### Extract to read
A fast moving cold front left us with three inches of rain Saturday and a wonderfully cool morning today. So I laced up my boots, grabbed my walking stick and a cup of coffee and took off into the woods for a morning stroll. A nice ramble with no particular destination is always a great way to greet a new day, week or year.

Large dew covered spider webs graced the fence over the pig paddock. I looked carefully while passing but discerned no noticeable message to this farmer in the weaving. Opening the gates leading from the orchard to the pastures I strolled along a fence line separating the barn field from the upper field as Becky joined me. The cattle lumbered down from the top of the hill towards me with an expectant air that went unfulfilled. We strolled on into the woods.

Entering the woods we walked across the wet weather stream that issued from the hillside further up. We followed the meandering forest road that wends for over a quarter of a mile up to our back pastures. The sunlight was just starting to cascade over the ridge spilling into the woods. Shafts of light layered above my head like rock strata, or like a cathedral window carefully positioned to optimize sunlight. It was beautiful.

Becky startled a doe from her morning repose and treed a squirrel. The sunlight was penetrating deeper into the woods creating minor eclipses as a tulip poplar or white oak slid across the face of the sun. We walked on up the hill towards our back pastures. Standing at the edge for a moment, balanced between light and shade, we turned back into the coolness of the woods.

I was keeping my eye out for a pawpaw tree. Last night we dined at a friend’s cabin on the edge of the Cherokee forest. While walking the creek before dinner we feasted on wild pawpaws. A first for me, the pawpaw is our only native temperate tropical fruit, tasting of a cross between bananas and mangoes. We left that evening having secured permission to transplant several small seedlings. But I had hoped to find some on our land.

With no success we turned our feet towards home. Back down the forest road, across the stream and up into the barn pasture I walked with Becky by my side. Arriving at the barnyard I did the morning chores and headed back into the house. Cindy had a bowl of oatmeal waiting for me.

### Written exercise
In the morning walk account, replace "cattle" with "cows" and write out everything from "Large dew covered" down to "on into the woods.". Work from the morning walk account alone.

### Dataset content
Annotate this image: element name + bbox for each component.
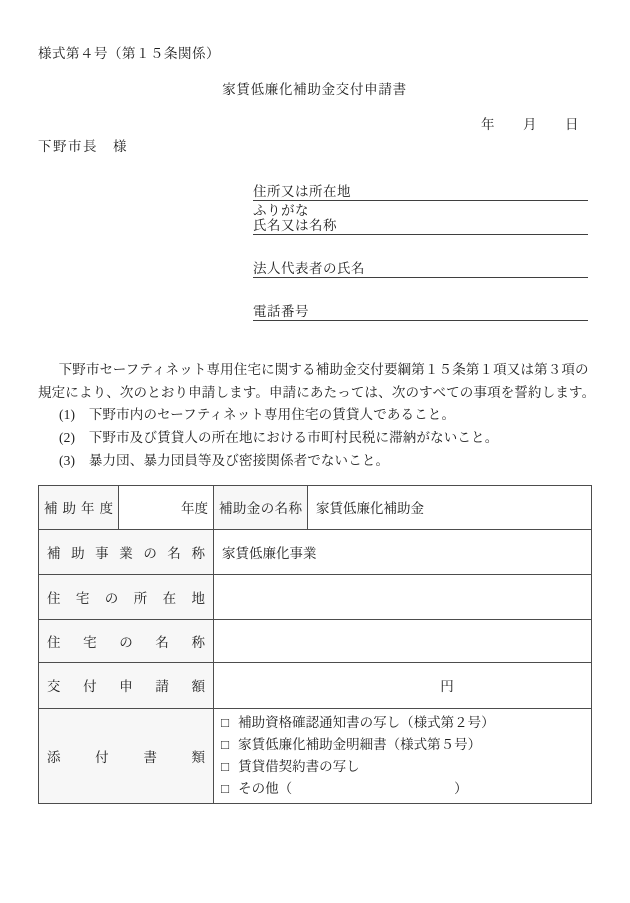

### Task answer
Large dew covered spider webs graced the fence over the pig paddock. I looked carefully while passing but discerned no noticeable message to this farmer in the weaving. Opening the gates leading from the orchard to the pastures I strolled along a fence line separating the barn field from the upper field as Becky joined me. The cows lumbered down from the top of the hill towards me with an expectant air that went unfulfilled. We strolled on into the woods.